═══ Records for this exercise ═══

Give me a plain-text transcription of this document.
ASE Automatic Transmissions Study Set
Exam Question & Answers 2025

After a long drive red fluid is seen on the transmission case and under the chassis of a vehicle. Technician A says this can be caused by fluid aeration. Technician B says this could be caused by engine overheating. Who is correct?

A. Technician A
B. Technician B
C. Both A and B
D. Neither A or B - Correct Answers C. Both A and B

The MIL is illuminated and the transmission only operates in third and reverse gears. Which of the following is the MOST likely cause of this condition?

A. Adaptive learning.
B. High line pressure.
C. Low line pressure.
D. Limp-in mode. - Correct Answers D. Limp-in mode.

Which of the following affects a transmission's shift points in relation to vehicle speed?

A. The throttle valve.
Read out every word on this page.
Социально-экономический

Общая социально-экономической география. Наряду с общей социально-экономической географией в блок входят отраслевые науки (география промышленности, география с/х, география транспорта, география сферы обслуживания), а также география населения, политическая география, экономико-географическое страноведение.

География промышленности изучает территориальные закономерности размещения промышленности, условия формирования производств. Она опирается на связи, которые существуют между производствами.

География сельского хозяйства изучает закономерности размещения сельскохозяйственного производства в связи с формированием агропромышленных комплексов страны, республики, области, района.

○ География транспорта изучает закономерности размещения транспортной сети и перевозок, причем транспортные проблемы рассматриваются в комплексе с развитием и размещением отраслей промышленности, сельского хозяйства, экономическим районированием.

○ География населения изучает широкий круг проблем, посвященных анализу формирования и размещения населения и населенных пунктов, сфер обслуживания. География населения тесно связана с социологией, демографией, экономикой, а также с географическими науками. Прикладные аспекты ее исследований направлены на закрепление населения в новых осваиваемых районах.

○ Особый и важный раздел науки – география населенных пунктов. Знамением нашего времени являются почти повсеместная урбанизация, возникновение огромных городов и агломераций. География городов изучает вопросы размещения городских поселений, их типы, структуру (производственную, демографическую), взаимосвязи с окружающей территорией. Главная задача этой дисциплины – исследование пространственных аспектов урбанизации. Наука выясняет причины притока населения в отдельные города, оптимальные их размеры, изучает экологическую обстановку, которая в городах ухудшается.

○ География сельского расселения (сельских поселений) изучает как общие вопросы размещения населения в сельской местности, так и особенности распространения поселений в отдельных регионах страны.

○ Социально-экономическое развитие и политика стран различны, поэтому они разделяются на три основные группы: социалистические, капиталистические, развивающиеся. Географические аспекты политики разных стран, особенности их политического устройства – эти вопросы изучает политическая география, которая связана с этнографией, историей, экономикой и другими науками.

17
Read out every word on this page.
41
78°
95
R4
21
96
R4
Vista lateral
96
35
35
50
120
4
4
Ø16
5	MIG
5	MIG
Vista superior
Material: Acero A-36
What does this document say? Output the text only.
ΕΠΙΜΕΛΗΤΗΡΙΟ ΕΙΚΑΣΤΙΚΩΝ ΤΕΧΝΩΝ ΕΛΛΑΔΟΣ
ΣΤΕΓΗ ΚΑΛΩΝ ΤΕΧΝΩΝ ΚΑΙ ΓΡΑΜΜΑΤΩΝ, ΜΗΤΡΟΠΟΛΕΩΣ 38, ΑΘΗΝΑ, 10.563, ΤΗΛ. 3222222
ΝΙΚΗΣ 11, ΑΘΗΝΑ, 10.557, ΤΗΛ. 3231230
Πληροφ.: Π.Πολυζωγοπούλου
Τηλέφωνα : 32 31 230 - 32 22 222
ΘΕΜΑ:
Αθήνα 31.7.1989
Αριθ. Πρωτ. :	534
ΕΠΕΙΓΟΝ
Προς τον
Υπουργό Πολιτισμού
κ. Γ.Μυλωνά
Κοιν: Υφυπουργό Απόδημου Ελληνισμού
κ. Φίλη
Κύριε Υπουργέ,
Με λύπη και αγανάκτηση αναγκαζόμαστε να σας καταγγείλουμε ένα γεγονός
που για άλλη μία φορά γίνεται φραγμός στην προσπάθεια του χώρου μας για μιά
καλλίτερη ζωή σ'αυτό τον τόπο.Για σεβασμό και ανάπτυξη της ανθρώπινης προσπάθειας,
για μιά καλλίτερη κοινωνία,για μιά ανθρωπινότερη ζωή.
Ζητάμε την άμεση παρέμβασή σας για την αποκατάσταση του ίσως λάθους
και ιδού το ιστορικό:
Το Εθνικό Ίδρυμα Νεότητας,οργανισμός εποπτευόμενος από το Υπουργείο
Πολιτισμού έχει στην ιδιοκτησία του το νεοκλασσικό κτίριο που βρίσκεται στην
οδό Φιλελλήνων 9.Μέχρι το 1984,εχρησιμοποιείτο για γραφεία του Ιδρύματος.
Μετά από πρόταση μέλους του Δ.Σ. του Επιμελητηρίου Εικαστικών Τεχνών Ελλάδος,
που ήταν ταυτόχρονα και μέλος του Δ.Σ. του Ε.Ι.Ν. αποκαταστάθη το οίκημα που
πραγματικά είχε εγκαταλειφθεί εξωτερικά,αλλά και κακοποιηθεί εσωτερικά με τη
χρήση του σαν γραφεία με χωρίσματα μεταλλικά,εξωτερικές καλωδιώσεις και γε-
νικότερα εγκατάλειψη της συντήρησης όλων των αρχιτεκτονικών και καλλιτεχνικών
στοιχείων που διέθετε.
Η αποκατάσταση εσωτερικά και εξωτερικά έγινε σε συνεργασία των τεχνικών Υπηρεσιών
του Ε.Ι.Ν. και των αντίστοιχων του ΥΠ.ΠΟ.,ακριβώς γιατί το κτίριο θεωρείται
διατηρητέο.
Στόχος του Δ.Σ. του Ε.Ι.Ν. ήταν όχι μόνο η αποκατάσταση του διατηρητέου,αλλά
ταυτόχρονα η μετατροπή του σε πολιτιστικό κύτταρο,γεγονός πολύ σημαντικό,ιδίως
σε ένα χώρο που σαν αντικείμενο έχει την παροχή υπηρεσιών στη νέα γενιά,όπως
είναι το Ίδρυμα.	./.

═══

Written request – Go through the material line by line. Show each line that contains the string "γραφεία".

Complete answer –
οδό Φιλελλήνων 9.Μέχρι το 1984,εχρησιμοποιείτο για γραφεία του Ιδρύματος.
χρήση του σαν γραφεία με χωρίσματα μεταλλικά,εξωτερικές καλωδιώσεις και γε-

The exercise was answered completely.